Work instructions: Please restate the following records word for word.

* Begin Stored records *

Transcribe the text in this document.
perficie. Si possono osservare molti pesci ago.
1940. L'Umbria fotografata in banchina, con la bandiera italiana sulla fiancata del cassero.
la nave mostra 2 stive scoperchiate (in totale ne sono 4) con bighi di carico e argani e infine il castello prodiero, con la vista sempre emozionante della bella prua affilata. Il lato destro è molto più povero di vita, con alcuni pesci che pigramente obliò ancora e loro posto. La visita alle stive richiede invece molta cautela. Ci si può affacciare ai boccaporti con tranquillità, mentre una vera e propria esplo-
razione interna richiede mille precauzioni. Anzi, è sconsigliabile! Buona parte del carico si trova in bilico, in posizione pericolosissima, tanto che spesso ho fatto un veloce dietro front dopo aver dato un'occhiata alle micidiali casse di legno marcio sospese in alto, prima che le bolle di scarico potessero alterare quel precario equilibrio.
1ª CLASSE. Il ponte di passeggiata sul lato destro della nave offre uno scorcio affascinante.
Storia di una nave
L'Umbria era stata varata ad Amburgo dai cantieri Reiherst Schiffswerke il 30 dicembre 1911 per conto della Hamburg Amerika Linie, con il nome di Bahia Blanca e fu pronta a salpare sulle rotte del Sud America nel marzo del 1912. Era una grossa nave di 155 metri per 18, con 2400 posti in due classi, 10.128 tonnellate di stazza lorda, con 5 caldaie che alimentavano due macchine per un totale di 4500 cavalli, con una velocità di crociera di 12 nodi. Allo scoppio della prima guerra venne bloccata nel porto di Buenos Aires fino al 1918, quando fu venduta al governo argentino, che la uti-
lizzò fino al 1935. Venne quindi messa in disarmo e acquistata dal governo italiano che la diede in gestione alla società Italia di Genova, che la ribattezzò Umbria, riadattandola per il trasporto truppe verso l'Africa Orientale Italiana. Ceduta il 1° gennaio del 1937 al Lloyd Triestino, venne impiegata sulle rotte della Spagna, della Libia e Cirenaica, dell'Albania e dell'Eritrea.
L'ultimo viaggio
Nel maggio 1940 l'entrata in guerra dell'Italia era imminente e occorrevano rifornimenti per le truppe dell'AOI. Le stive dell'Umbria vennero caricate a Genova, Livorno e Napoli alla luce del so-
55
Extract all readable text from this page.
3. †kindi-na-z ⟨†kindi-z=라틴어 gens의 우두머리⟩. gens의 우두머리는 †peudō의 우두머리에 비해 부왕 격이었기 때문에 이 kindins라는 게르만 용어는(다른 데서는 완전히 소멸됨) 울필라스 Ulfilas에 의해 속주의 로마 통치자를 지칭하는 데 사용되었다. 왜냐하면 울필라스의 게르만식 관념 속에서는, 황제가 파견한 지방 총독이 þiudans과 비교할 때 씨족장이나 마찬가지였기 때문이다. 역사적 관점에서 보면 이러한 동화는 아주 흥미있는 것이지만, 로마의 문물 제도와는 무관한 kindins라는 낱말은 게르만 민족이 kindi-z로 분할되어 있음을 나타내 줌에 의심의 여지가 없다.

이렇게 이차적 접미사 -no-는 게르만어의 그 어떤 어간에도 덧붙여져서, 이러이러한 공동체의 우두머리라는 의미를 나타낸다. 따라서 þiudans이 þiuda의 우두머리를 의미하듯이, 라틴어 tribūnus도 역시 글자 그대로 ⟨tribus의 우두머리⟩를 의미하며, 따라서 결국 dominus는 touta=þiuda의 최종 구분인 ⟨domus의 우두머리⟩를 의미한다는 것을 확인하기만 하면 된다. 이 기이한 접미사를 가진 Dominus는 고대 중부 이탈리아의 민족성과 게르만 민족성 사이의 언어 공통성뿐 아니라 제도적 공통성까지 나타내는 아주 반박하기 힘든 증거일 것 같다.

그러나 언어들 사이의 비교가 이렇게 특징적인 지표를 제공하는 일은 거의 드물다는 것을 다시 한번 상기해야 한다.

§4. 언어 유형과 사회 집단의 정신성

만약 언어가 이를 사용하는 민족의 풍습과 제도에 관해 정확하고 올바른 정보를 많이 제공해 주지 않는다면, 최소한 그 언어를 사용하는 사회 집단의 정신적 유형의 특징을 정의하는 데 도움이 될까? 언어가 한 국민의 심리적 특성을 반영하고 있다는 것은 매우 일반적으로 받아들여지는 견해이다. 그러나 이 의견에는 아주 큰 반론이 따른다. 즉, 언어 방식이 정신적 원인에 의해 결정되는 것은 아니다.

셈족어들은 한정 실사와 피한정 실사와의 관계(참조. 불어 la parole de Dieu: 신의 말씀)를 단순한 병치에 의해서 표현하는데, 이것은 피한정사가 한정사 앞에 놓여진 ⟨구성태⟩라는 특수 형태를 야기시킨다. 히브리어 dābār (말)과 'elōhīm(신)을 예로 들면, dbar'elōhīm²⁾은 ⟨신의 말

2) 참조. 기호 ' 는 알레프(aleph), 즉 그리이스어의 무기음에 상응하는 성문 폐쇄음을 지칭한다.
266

* End Stored records *

Task solution:
Transcribe the text in this document.
perficie. Si possono osservare molti pesci ago.
1940. L'Umbria fotografata in banchina, con la bandiera italiana sulla fiancata del cassero.
la nave mostra 2 stive scoperchiate (in totale ne sono 4) con bighi di carico e argani e infine il castello prodiero, con la vista sempre emozionante della bella prua affilata. Il lato destro è molto più povero di vita, con alcuni pesci che pigramente obliò ancora e loro posto. La visita alle stive richiede invece molta cautela. Ci si può affacciare ai boccaporti con tranquillità, mentre una vera e propria esplo-
razione interna richiede mille precauzioni. Anzi, è sconsigliabile! Buona parte del carico si trova in bilico, in posizione pericolosissima, tanto che spesso ho fatto un veloce dietro front dopo aver dato un'occhiata alle micidiali casse di legno marcio sospese in alto, prima che le bolle di scarico potessero alterare quel precario equilibrio.
1ª CLASSE. Il ponte di passeggiata sul lato destro della nave offre uno scorcio affascinante.
Storia di una nave
L'Umbria era stata varata ad Amburgo dai cantieri Reiherst Schiffswerke il 30 dicembre 1911 per conto della Hamburg Amerika Linie, con il nome di Bahia Blanca e fu pronta a salpare sulle rotte del Sud America nel marzo del 1912. Era una grossa nave di 155 metri per 18, con 2400 posti in due classi, 10.128 tonnellate di stazza lorda, con 5 caldaie che alimentavano due macchine per un totale di 4500 cavalli, con una velocità di crociera di 12 nodi. Allo scoppio della prima guerra venne bloccata nel porto di Buenos Aires fino al 1918, quando fu venduta al governo argentino, che la uti-
lizzò fino al 1935. Venne quindi messa in disarmo e acquistata dal governo italiano che la diede in gestione alla società Italia di Genova, che la ribattezzò Umbria, riadattandola per il trasporto truppe verso l'Africa Orientale Italiana. Ceduta il 1° gennaio del 1937 al Lloyd Triestino, venne impiegata sulle rotte della Spagna, della Libia e Cirenaica, dell'Albania e dell'Eritrea.
L'ultimo viaggio
Nel maggio 1940 l'entrata in guerra dell'Italia era imminente e occorrevano rifornimenti per le truppe dell'AOI. Le stive dell'Umbria vennero caricate a Genova, Livorno e Napoli alla luce del so-
55
Extract all readable text from this page.
3. †kindi-na-z ⟨†kindi-z=라틴어 gens의 우두머리⟩. gens의 우두머리는 †peudō의 우두머리에 비해 부왕 격이었기 때문에 이 kindins라는 게르만 용어는(다른 데서는 완전히 소멸됨) 울필라스 Ulfilas에 의해 속주의 로마 통치자를 지칭하는 데 사용되었다. 왜냐하면 울필라스의 게르만식 관념 속에서는, 황제가 파견한 지방 총독이 þiudans과 비교할 때 씨족장이나 마찬가지였기 때문이다. 역사적 관점에서 보면 이러한 동화는 아주 흥미있는 것이지만, 로마의 문물 제도와는 무관한 kindins라는 낱말은 게르만 민족이 kindi-z로 분할되어 있음을 나타내 줌에 의심의 여지가 없다.

이렇게 이차적 접미사 -no-는 게르만어의 그 어떤 어간에도 덧붙여져서, 이러이러한 공동체의 우두머리라는 의미를 나타낸다. 따라서 þiudans이 þiuda의 우두머리를 의미하듯이, 라틴어 tribūnus도 역시 글자 그대로 ⟨tribus의 우두머리⟩를 의미하며, 따라서 결국 dominus는 touta=þiuda의 최종 구분인 ⟨domus의 우두머리⟩를 의미한다는 것을 확인하기만 하면 된다. 이 기이한 접미사를 가진 Dominus는 고대 중부 이탈리아의 민족성과 게르만 민족성 사이의 언어 공통성뿐 아니라 제도적 공통성까지 나타내는 아주 반박하기 힘든 증거일 것 같다.

그러나 언어들 사이의 비교가 이렇게 특징적인 지표를 제공하는 일은 거의 드물다는 것을 다시 한번 상기해야 한다.

§4. 언어 유형과 사회 집단의 정신성

만약 언어가 이를 사용하는 민족의 풍습과 제도에 관해 정확하고 올바른 정보를 많이 제공해 주지 않는다면, 최소한 그 언어를 사용하는 사회 집단의 정신적 유형의 특징을 정의하는 데 도움이 될까? 언어가 한 국민의 심리적 특성을 반영하고 있다는 것은 매우 일반적으로 받아들여지는 견해이다. 그러나 이 의견에는 아주 큰 반론이 따른다. 즉, 언어 방식이 정신적 원인에 의해 결정되는 것은 아니다.

셈족어들은 한정 실사와 피한정 실사와의 관계(참조. 불어 la parole de Dieu: 신의 말씀)를 단순한 병치에 의해서 표현하는데, 이것은 피한정사가 한정사 앞에 놓여진 ⟨구성태⟩라는 특수 형태를 야기시킨다. 히브리어 dābār (말)과 'elōhīm(신)을 예로 들면, dbar'elōhīm²⁾은 ⟨신의 말

2) 참조. 기호 ' 는 알레프(aleph), 즉 그리이스어의 무기음에 상응하는 성문 폐쇄음을 지칭한다.
266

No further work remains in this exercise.